MATERIAL PROVIDED start
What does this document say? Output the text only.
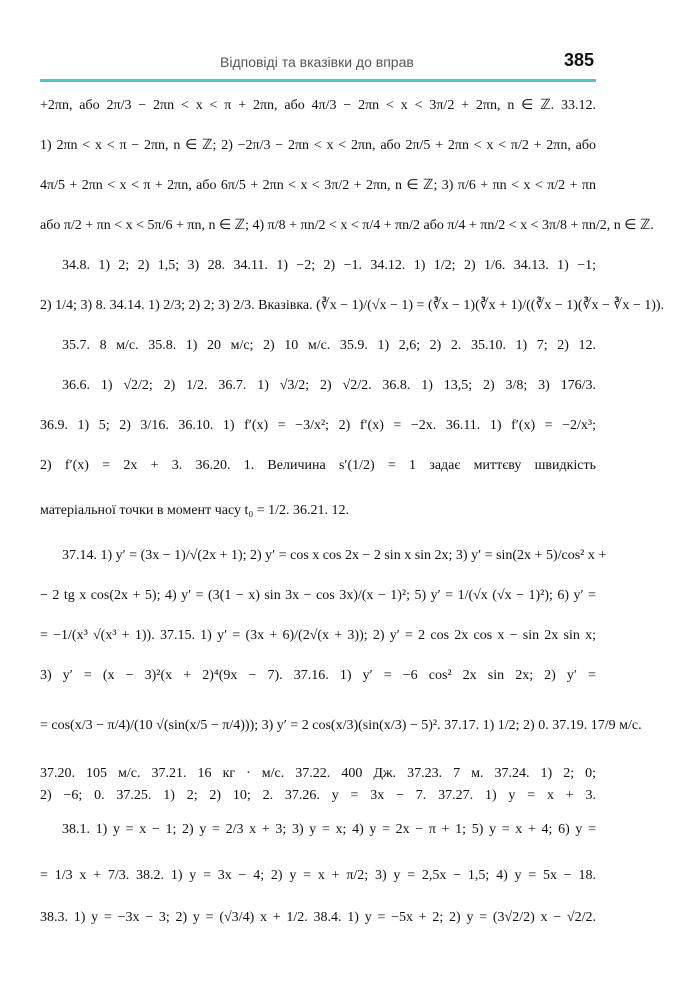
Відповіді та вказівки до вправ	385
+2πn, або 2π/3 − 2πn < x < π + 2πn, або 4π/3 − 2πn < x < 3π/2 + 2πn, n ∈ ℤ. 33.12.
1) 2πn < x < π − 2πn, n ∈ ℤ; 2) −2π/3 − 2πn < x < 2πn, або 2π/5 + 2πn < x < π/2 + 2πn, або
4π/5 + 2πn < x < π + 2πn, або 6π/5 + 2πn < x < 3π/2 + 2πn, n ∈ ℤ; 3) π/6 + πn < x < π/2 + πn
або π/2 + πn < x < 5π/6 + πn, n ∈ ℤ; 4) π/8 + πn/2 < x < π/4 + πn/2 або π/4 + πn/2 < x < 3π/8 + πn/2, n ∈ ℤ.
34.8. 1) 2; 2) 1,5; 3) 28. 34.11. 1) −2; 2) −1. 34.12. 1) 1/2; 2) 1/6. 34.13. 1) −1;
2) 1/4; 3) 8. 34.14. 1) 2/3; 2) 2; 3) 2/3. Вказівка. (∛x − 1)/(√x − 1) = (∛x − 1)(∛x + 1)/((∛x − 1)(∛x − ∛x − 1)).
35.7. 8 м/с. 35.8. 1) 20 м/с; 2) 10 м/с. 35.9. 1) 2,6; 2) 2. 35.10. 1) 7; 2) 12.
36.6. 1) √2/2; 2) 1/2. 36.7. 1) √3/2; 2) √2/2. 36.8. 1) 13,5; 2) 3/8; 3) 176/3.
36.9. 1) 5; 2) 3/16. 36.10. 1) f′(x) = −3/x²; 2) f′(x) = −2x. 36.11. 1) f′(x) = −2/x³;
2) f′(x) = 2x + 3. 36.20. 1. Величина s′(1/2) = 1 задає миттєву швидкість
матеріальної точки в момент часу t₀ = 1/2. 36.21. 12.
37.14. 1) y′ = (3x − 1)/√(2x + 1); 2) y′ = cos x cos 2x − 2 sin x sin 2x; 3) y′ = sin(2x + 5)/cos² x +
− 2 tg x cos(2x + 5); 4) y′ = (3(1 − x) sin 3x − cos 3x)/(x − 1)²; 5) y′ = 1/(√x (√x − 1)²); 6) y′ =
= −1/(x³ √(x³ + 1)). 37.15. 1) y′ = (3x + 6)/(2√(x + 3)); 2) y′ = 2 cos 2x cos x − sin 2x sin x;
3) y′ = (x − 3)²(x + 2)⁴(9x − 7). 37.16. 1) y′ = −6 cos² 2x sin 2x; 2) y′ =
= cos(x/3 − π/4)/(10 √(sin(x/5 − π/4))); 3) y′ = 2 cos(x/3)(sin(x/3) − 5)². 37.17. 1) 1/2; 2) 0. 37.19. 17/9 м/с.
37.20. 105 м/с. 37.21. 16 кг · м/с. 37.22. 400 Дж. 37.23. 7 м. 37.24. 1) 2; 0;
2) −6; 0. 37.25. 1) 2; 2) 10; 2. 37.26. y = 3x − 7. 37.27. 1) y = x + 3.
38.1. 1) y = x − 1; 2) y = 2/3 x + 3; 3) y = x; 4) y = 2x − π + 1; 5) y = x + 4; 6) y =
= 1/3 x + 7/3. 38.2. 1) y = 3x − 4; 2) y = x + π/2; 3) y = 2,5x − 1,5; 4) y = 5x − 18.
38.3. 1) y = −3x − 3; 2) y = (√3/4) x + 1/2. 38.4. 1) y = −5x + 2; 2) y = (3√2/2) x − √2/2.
MATERIAL PROVIDED end
All of the entries above should be duplicated exactly, except for the pictures.

What does this document say? Output the text only.
Відповіді та вказівки до вправ	385
+2πn, або 2π/3 − 2πn < x < π + 2πn, або 4π/3 − 2πn < x < 3π/2 + 2πn, n ∈ ℤ. 33.12.
1) 2πn < x < π − 2πn, n ∈ ℤ; 2) −2π/3 − 2πn < x < 2πn, або 2π/5 + 2πn < x < π/2 + 2πn, або
4π/5 + 2πn < x < π + 2πn, або 6π/5 + 2πn < x < 3π/2 + 2πn, n ∈ ℤ; 3) π/6 + πn < x < π/2 + πn
або π/2 + πn < x < 5π/6 + πn, n ∈ ℤ; 4) π/8 + πn/2 < x < π/4 + πn/2 або π/4 + πn/2 < x < 3π/8 + πn/2, n ∈ ℤ.
34.8. 1) 2; 2) 1,5; 3) 28. 34.11. 1) −2; 2) −1. 34.12. 1) 1/2; 2) 1/6. 34.13. 1) −1;
2) 1/4; 3) 8. 34.14. 1) 2/3; 2) 2; 3) 2/3. Вказівка. (∛x − 1)/(√x − 1) = (∛x − 1)(∛x + 1)/((∛x − 1)(∛x − ∛x − 1)).
35.7. 8 м/с. 35.8. 1) 20 м/с; 2) 10 м/с. 35.9. 1) 2,6; 2) 2. 35.10. 1) 7; 2) 12.
36.6. 1) √2/2; 2) 1/2. 36.7. 1) √3/2; 2) √2/2. 36.8. 1) 13,5; 2) 3/8; 3) 176/3.
36.9. 1) 5; 2) 3/16. 36.10. 1) f′(x) = −3/x²; 2) f′(x) = −2x. 36.11. 1) f′(x) = −2/x³;
2) f′(x) = 2x + 3. 36.20. 1. Величина s′(1/2) = 1 задає миттєву швидкість
матеріальної точки в момент часу t₀ = 1/2. 36.21. 12.
37.14. 1) y′ = (3x − 1)/√(2x + 1); 2) y′ = cos x cos 2x − 2 sin x sin 2x; 3) y′ = sin(2x + 5)/cos² x +
− 2 tg x cos(2x + 5); 4) y′ = (3(1 − x) sin 3x − cos 3x)/(x − 1)²; 5) y′ = 1/(√x (√x − 1)²); 6) y′ =
= −1/(x³ √(x³ + 1)). 37.15. 1) y′ = (3x + 6)/(2√(x + 3)); 2) y′ = 2 cos 2x cos x − sin 2x sin x;
3) y′ = (x − 3)²(x + 2)⁴(9x − 7). 37.16. 1) y′ = −6 cos² 2x sin 2x; 2) y′ =
= cos(x/3 − π/4)/(10 √(sin(x/5 − π/4))); 3) y′ = 2 cos(x/3)(sin(x/3) − 5)². 37.17. 1) 1/2; 2) 0. 37.19. 17/9 м/с.
37.20. 105 м/с. 37.21. 16 кг · м/с. 37.22. 400 Дж. 37.23. 7 м. 37.24. 1) 2; 0;
2) −6; 0. 37.25. 1) 2; 2) 10; 2. 37.26. y = 3x − 7. 37.27. 1) y = x + 3.
38.1. 1) y = x − 1; 2) y = 2/3 x + 3; 3) y = x; 4) y = 2x − π + 1; 5) y = x + 4; 6) y =
= 1/3 x + 7/3. 38.2. 1) y = 3x − 4; 2) y = x + π/2; 3) y = 2,5x − 1,5; 4) y = 5x − 18.
38.3. 1) y = −3x − 3; 2) y = (√3/4) x + 1/2. 38.4. 1) y = −5x + 2; 2) y = (3√2/2) x − √2/2.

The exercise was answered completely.